[Goal]: Find every line in the records below that holds the word "oświadczenia", and copy it out.

(begin)

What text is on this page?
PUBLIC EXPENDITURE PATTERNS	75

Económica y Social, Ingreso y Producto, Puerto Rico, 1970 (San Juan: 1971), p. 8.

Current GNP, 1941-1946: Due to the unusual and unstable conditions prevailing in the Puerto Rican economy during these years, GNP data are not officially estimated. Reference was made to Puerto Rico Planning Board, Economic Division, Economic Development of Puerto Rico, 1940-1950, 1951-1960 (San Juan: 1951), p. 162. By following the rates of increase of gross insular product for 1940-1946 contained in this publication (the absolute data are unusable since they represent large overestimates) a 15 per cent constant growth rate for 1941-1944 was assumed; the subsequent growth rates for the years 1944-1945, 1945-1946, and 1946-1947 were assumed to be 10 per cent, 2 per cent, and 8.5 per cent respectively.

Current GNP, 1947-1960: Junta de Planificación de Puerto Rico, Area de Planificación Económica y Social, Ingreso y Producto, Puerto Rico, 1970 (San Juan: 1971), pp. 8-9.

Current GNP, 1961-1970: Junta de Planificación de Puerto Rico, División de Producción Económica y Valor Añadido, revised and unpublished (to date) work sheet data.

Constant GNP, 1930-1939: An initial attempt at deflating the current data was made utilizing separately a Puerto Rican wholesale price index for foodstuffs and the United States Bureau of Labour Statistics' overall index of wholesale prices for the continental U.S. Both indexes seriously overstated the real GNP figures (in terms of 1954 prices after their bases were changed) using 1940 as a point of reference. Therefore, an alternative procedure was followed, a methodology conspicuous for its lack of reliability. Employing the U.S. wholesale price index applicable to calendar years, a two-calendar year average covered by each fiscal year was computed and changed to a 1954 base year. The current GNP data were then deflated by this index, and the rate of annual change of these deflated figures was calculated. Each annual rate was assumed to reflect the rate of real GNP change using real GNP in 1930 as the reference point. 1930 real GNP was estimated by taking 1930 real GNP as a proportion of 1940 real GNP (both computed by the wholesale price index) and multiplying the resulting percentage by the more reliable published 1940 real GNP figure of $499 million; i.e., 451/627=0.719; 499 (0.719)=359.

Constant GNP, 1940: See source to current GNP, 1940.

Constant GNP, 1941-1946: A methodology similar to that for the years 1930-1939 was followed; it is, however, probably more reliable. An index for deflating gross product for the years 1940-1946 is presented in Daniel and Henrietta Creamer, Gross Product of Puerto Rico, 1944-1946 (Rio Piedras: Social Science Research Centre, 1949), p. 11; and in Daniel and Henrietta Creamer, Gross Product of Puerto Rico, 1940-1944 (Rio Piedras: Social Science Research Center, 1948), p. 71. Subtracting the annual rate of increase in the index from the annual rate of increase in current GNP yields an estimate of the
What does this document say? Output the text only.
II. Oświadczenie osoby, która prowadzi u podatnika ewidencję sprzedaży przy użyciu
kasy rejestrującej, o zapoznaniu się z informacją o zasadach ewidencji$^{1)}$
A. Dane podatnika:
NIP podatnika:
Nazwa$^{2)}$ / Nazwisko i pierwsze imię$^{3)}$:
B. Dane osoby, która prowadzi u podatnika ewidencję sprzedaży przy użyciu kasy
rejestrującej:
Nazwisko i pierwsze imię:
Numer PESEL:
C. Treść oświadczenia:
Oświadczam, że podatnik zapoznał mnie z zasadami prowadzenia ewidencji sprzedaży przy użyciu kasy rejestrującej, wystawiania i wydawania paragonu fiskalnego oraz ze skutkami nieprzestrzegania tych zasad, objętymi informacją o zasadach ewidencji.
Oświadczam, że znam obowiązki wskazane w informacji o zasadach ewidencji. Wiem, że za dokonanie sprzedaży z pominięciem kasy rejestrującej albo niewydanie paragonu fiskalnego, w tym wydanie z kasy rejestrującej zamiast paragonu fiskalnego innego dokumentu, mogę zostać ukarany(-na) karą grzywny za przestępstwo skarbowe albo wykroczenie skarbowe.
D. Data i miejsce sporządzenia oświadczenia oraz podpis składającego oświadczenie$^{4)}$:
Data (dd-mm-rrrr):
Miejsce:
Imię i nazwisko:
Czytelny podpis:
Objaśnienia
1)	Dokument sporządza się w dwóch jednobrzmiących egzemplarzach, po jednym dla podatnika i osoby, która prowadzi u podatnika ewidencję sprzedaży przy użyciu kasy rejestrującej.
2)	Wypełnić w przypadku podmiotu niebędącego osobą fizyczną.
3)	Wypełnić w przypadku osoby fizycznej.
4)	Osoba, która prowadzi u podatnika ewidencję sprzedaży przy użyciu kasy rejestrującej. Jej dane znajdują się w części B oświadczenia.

(end)

[Output of the exercise]:
C. Treść oświadczenia:
D. Data i miejsce sporządzenia oświadczenia oraz podpis składającego oświadczenie$^{4)}$:
4)	Osoba, która prowadzi u podatnika ewidencję sprzedaży przy użyciu kasy rejestrującej. Jej dane znajdują się w części B oświadczenia.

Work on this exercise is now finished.